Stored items
<<<<

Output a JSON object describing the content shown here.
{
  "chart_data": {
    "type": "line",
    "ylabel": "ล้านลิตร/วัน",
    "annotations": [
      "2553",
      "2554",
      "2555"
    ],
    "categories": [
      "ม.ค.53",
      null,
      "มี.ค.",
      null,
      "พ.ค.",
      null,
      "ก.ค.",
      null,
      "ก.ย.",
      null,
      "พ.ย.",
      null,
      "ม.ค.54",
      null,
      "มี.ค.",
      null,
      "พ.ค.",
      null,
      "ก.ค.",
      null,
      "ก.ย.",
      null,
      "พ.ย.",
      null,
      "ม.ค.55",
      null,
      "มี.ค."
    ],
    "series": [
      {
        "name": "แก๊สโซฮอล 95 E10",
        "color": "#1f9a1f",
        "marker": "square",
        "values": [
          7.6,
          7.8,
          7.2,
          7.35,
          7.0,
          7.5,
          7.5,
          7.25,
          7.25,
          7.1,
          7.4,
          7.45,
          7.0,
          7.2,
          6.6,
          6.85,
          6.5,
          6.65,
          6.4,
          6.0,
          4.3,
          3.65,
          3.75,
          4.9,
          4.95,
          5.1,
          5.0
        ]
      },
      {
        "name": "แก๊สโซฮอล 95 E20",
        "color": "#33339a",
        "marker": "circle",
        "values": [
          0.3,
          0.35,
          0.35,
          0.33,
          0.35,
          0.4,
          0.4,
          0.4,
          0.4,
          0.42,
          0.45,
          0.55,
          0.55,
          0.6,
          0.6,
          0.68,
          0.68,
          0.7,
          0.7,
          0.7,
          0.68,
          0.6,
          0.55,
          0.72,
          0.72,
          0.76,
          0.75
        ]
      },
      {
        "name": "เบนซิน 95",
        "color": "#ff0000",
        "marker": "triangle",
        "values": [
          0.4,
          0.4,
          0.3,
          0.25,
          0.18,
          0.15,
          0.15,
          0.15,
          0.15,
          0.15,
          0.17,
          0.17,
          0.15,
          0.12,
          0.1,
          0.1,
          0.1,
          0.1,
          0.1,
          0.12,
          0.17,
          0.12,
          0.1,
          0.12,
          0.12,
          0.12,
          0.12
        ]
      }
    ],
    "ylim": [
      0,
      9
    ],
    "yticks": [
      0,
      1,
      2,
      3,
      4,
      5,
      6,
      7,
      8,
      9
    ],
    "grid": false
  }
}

>>>>

Directions for this task:
Every line holding "สโซฮอล" should be copied out.

Correct response:
        "name": "แก๊สโซฮอล 95 E10",
        "name": "แก๊สโซฮอล 95 E20",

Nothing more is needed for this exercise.